STATED TASK
Reproduce the listing below character for character; drop every image.

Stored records
----
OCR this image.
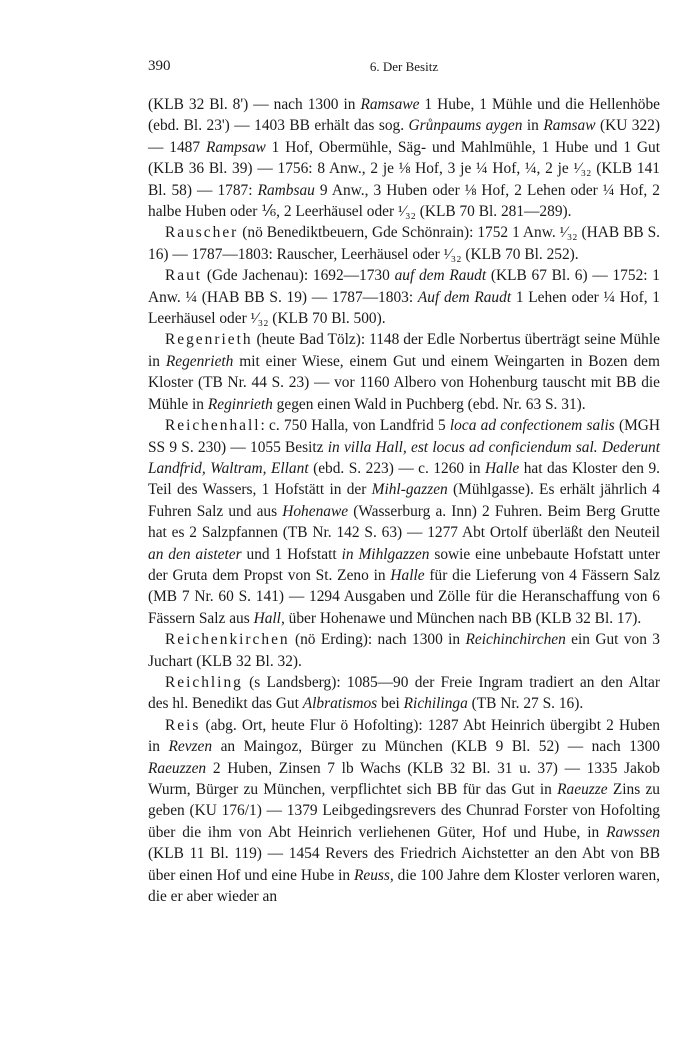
390	6. Der Besitz

(KLB 32 Bl. 8') — nach 1300 in Ramsawe 1 Hube, 1 Mühle und die Hellenhöbe (ebd. Bl. 23') — 1403 BB erhält das sog. Grůnpaums aygen in Ramsaw (KU 322) — 1487 Rampsaw 1 Hof, Obermühle, Säg- und Mahlmühle, 1 Hube und 1 Gut (KLB 36 Bl. 39) — 1756: 8 Anw., 2 je ⅛ Hof, 3 je ¼ Hof, ¼, 2 je ¹⁄₃₂ (KLB 141 Bl. 58) — 1787: Rambsau 9 Anw., 3 Huben oder ⅛ Hof, 2 Lehen oder ¼ Hof, 2 halbe Huben oder ⅙, 2 Leerhäusel oder ¹⁄₃₂ (KLB 70 Bl. 281—289).

Rauscher (nö Benediktbeuern, Gde Schönrain): 1752 1 Anw. ¹⁄₃₂ (HAB BB S. 16) — 1787—1803: Rauscher, Leerhäusel oder ¹⁄₃₂ (KLB 70 Bl. 252).

Raut (Gde Jachenau): 1692—1730 auf dem Raudt (KLB 67 Bl. 6) — 1752: 1 Anw. ¼ (HAB BB S. 19) — 1787—1803: Auf dem Raudt 1 Lehen oder ¼ Hof, 1 Leerhäusel oder ¹⁄₃₂ (KLB 70 Bl. 500).

Regenrieth (heute Bad Tölz): 1148 der Edle Norbertus überträgt seine Mühle in Regenrieth mit einer Wiese, einem Gut und einem Weingarten in Bozen dem Kloster (TB Nr. 44 S. 23) — vor 1160 Albero von Hohenburg tauscht mit BB die Mühle in Reginrieth gegen einen Wald in Puchberg (ebd. Nr. 63 S. 31).

Reichenhall: c. 750 Halla, von Landfrid 5 loca ad confectionem salis (MGH SS 9 S. 230) — 1055 Besitz in villa Hall, est locus ad conficiendum sal. Dederunt Landfrid, Waltram, Ellant (ebd. S. 223) — c. 1260 in Halle hat das Kloster den 9. Teil des Wassers, 1 Hofstätt in der Mihl-gazzen (Mühlgasse). Es erhält jährlich 4 Fuhren Salz und aus Hohenawe (Wasserburg a. Inn) 2 Fuhren. Beim Berg Grutte hat es 2 Salzpfannen (TB Nr. 142 S. 63) — 1277 Abt Ortolf überläßt den Neuteil an den aisteter und 1 Hofstatt in Mihlgazzen sowie eine unbebaute Hofstatt unter der Gruta dem Propst von St. Zeno in Halle für die Lieferung von 4 Fässern Salz (MB 7 Nr. 60 S. 141) — 1294 Ausgaben und Zölle für die Heranschaffung von 6 Fässern Salz aus Hall, über Hohenawe und München nach BB (KLB 32 Bl. 17).

Reichenkirchen (nö Erding): nach 1300 in Reichinchirchen ein Gut von 3 Juchart (KLB 32 Bl. 32).

Reichling (s Landsberg): 1085—90 der Freie Ingram tradiert an den Altar des hl. Benedikt das Gut Albratismos bei Richilinga (TB Nr. 27 S. 16).

Reis (abg. Ort, heute Flur ö Hofolting): 1287 Abt Heinrich übergibt 2 Huben in Revzen an Maingoz, Bürger zu München (KLB 9 Bl. 52) — nach 1300 Raeuzzen 2 Huben, Zinsen 7 lb Wachs (KLB 32 Bl. 31 u. 37) — 1335 Jakob Wurm, Bürger zu München, verpflichtet sich BB für das Gut in Raeuzze Zins zu geben (KU 176/1) — 1379 Leibgedingsrevers des Chunrad Forster von Hofolting über die ihm von Abt Heinrich verliehenen Güter, Hof und Hube, in Rawssen (KLB 11 Bl. 119) — 1454 Revers des Friedrich Aichstetter an den Abt von BB über einen Hof und eine Hube in Reuss, die 100 Jahre dem Kloster verloren waren, die er aber wieder an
----
OUTPUT OF THE TASK
OCR this image.
390	6. Der Besitz

(KLB 32 Bl. 8') — nach 1300 in Ramsawe 1 Hube, 1 Mühle und die Hellenhöbe (ebd. Bl. 23') — 1403 BB erhält das sog. Grůnpaums aygen in Ramsaw (KU 322) — 1487 Rampsaw 1 Hof, Obermühle, Säg- und Mahlmühle, 1 Hube und 1 Gut (KLB 36 Bl. 39) — 1756: 8 Anw., 2 je ⅛ Hof, 3 je ¼ Hof, ¼, 2 je ¹⁄₃₂ (KLB 141 Bl. 58) — 1787: Rambsau 9 Anw., 3 Huben oder ⅛ Hof, 2 Lehen oder ¼ Hof, 2 halbe Huben oder ⅙, 2 Leerhäusel oder ¹⁄₃₂ (KLB 70 Bl. 281—289).

Rauscher (nö Benediktbeuern, Gde Schönrain): 1752 1 Anw. ¹⁄₃₂ (HAB BB S. 16) — 1787—1803: Rauscher, Leerhäusel oder ¹⁄₃₂ (KLB 70 Bl. 252).

Raut (Gde Jachenau): 1692—1730 auf dem Raudt (KLB 67 Bl. 6) — 1752: 1 Anw. ¼ (HAB BB S. 19) — 1787—1803: Auf dem Raudt 1 Lehen oder ¼ Hof, 1 Leerhäusel oder ¹⁄₃₂ (KLB 70 Bl. 500).

Regenrieth (heute Bad Tölz): 1148 der Edle Norbertus überträgt seine Mühle in Regenrieth mit einer Wiese, einem Gut und einem Weingarten in Bozen dem Kloster (TB Nr. 44 S. 23) — vor 1160 Albero von Hohenburg tauscht mit BB die Mühle in Reginrieth gegen einen Wald in Puchberg (ebd. Nr. 63 S. 31).

Reichenhall: c. 750 Halla, von Landfrid 5 loca ad confectionem salis (MGH SS 9 S. 230) — 1055 Besitz in villa Hall, est locus ad conficiendum sal. Dederunt Landfrid, Waltram, Ellant (ebd. S. 223) — c. 1260 in Halle hat das Kloster den 9. Teil des Wassers, 1 Hofstätt in der Mihl-gazzen (Mühlgasse). Es erhält jährlich 4 Fuhren Salz und aus Hohenawe (Wasserburg a. Inn) 2 Fuhren. Beim Berg Grutte hat es 2 Salzpfannen (TB Nr. 142 S. 63) — 1277 Abt Ortolf überläßt den Neuteil an den aisteter und 1 Hofstatt in Mihlgazzen sowie eine unbebaute Hofstatt unter der Gruta dem Propst von St. Zeno in Halle für die Lieferung von 4 Fässern Salz (MB 7 Nr. 60 S. 141) — 1294 Ausgaben und Zölle für die Heranschaffung von 6 Fässern Salz aus Hall, über Hohenawe und München nach BB (KLB 32 Bl. 17).

Reichenkirchen (nö Erding): nach 1300 in Reichinchirchen ein Gut von 3 Juchart (KLB 32 Bl. 32).

Reichling (s Landsberg): 1085—90 der Freie Ingram tradiert an den Altar des hl. Benedikt das Gut Albratismos bei Richilinga (TB Nr. 27 S. 16).

Reis (abg. Ort, heute Flur ö Hofolting): 1287 Abt Heinrich übergibt 2 Huben in Revzen an Maingoz, Bürger zu München (KLB 9 Bl. 52) — nach 1300 Raeuzzen 2 Huben, Zinsen 7 lb Wachs (KLB 32 Bl. 31 u. 37) — 1335 Jakob Wurm, Bürger zu München, verpflichtet sich BB für das Gut in Raeuzze Zins zu geben (KU 176/1) — 1379 Leibgedingsrevers des Chunrad Forster von Hofolting über die ihm von Abt Heinrich verliehenen Güter, Hof und Hube, in Rawssen (KLB 11 Bl. 119) — 1454 Revers des Friedrich Aichstetter an den Abt von BB über einen Hof und eine Hube in Reuss, die 100 Jahre dem Kloster verloren waren, die er aber wieder an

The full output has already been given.